(Figure contents as structured data)

□ □ □ □

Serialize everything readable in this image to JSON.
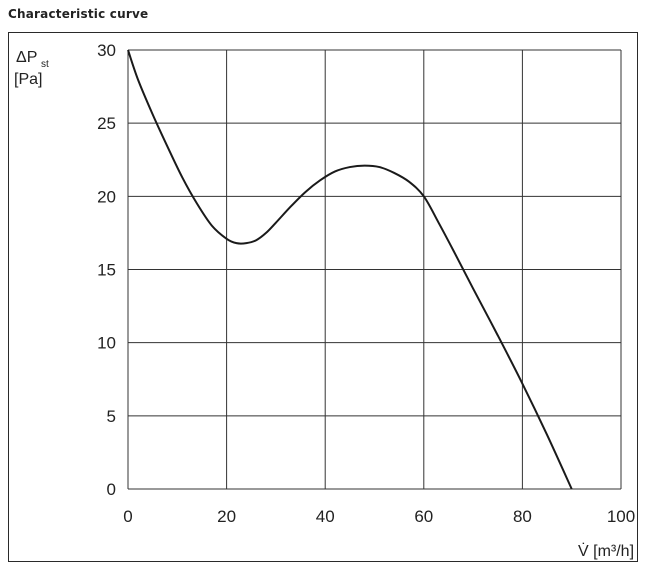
{
  "page": {
    "title": "Characteristic curve"
  },
  "chart_data": {
    "type": "line",
    "title": "Characteristic curve",
    "ylabel_main": "ΔP",
    "ylabel_sub": "st",
    "ylabel_unit": "[Pa]",
    "xlabel": "V̇ [m³/h]",
    "xlim": [
      0,
      100
    ],
    "ylim": [
      0,
      30
    ],
    "xticks": [
      0,
      20,
      40,
      60,
      80,
      100
    ],
    "yticks": [
      0,
      5,
      10,
      15,
      20,
      25,
      30
    ],
    "grid": true,
    "line_color": "#1a1a1a",
    "series": [
      {
        "x": [
          0,
          2,
          5,
          8,
          11,
          14,
          17,
          20,
          22,
          24,
          26,
          28,
          30,
          33,
          36,
          39,
          42,
          45,
          48,
          51,
          54,
          57,
          60,
          63,
          66,
          70,
          75,
          80,
          85,
          90
        ],
        "y": [
          30,
          28,
          25.6,
          23.4,
          21.3,
          19.5,
          18,
          17.1,
          16.8,
          16.8,
          17.0,
          17.5,
          18.2,
          19.3,
          20.3,
          21.1,
          21.7,
          22.0,
          22.1,
          22.0,
          21.6,
          21.0,
          20.0,
          18.2,
          16.3,
          13.7,
          10.5,
          7.2,
          3.7,
          0
        ]
      }
    ]
  }
}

□ □ □ □

■ **What needs to be done**:
Make a word-for-word copy of the entries, without any pictures.

■ **Exercise response**:
Serialize everything readable in this image to JSON.
{
  "page": {
    "title": "Characteristic curve"
  },
  "chart_data": {
    "type": "line",
    "title": "Characteristic curve",
    "ylabel_main": "ΔP",
    "ylabel_sub": "st",
    "ylabel_unit": "[Pa]",
    "xlabel": "V̇ [m³/h]",
    "xlim": [
      0,
      100
    ],
    "ylim": [
      0,
      30
    ],
    "xticks": [
      0,
      20,
      40,
      60,
      80,
      100
    ],
    "yticks": [
      0,
      5,
      10,
      15,
      20,
      25,
      30
    ],
    "grid": true,
    "line_color": "#1a1a1a",
    "series": [
      {
        "x": [
          0,
          2,
          5,
          8,
          11,
          14,
          17,
          20,
          22,
          24,
          26,
          28,
          30,
          33,
          36,
          39,
          42,
          45,
          48,
          51,
          54,
          57,
          60,
          63,
          66,
          70,
          75,
          80,
          85,
          90
        ],
        "y": [
          30,
          28,
          25.6,
          23.4,
          21.3,
          19.5,
          18,
          17.1,
          16.8,
          16.8,
          17.0,
          17.5,
          18.2,
          19.3,
          20.3,
          21.1,
          21.7,
          22.0,
          22.1,
          22.0,
          21.6,
          21.0,
          20.0,
          18.2,
          16.3,
          13.7,
          10.5,
          7.2,
          3.7,
          0
        ]
      }
    ]
  }
}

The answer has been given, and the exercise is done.